Work instructions — Repeat the data that follows, word for word, without the images.

— BEGIN Task data —

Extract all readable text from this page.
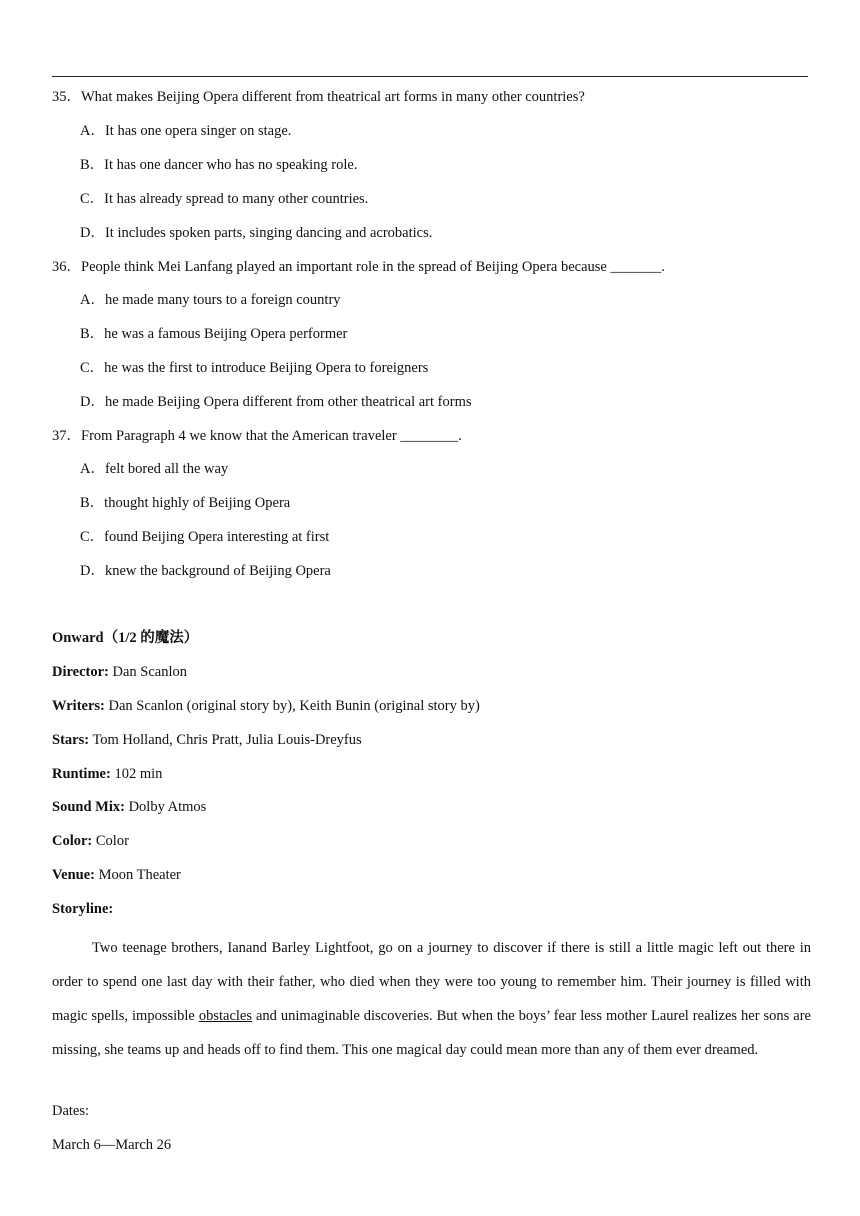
35．What makes Beijing Opera different from theatrical art forms in many other countries?
A．It has one opera singer on stage.
B．It has one dancer who has no speaking role.
C．It has already spread to many other countries.
D．It includes spoken parts, singing dancing and acrobatics.
36．People think Mei Lanfang played an important role in the spread of Beijing Opera because _______.
A．he made many tours to a foreign country
B．he was a famous Beijing Opera performer
C．he was the first to introduce Beijing Opera to foreigners
D．he made Beijing Opera different from other theatrical art forms
37．From Paragraph 4 we know that the American traveler ________.
A．felt bored all the way
B．thought highly of Beijing Opera
C．found Beijing Opera interesting at first
D．knew the background of Beijing Opera
Onward（1/2 的魔法）
Director: Dan Scanlon
Writers: Dan Scanlon (original story by), Keith Bunin (original story by)
Stars: Tom Holland, Chris Pratt, Julia Louis-Dreyfus
Runtime: 102 min
Sound Mix: Dolby Atmos
Color: Color
Venue: Moon Theater
Storyline:
Two teenage brothers, Ianand Barley Lightfoot, go on a journey to discover if there is still a little magic left out there in order to spend one last day with their father, who died when they were too young to remember him. Their journey is filled with magic spells, impossible obstacles and unimaginable discoveries. But when the boys’ fear less mother Laurel realizes her sons are missing, she teams up and heads off to find them. This one magical day could mean more than any of them ever dreamed.
Dates:
March 6—March 26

— END Task data —

Result of this task —
Extract all readable text from this page.
35．What makes Beijing Opera different from theatrical art forms in many other countries?
A．It has one opera singer on stage.
B．It has one dancer who has no speaking role.
C．It has already spread to many other countries.
D．It includes spoken parts, singing dancing and acrobatics.
36．People think Mei Lanfang played an important role in the spread of Beijing Opera because _______.
A．he made many tours to a foreign country
B．he was a famous Beijing Opera performer
C．he was the first to introduce Beijing Opera to foreigners
D．he made Beijing Opera different from other theatrical art forms
37．From Paragraph 4 we know that the American traveler ________.
A．felt bored all the way
B．thought highly of Beijing Opera
C．found Beijing Opera interesting at first
D．knew the background of Beijing Opera
Onward（1/2 的魔法）
Director: Dan Scanlon
Writers: Dan Scanlon (original story by), Keith Bunin (original story by)
Stars: Tom Holland, Chris Pratt, Julia Louis-Dreyfus
Runtime: 102 min
Sound Mix: Dolby Atmos
Color: Color
Venue: Moon Theater
Storyline:
Two teenage brothers, Ianand Barley Lightfoot, go on a journey to discover if there is still a little magic left out there in order to spend one last day with their father, who died when they were too young to remember him. Their journey is filled with magic spells, impossible obstacles and unimaginable discoveries. But when the boys’ fear less mother Laurel realizes her sons are missing, she teams up and heads off to find them. This one magical day could mean more than any of them ever dreamed.
Dates:
March 6—March 26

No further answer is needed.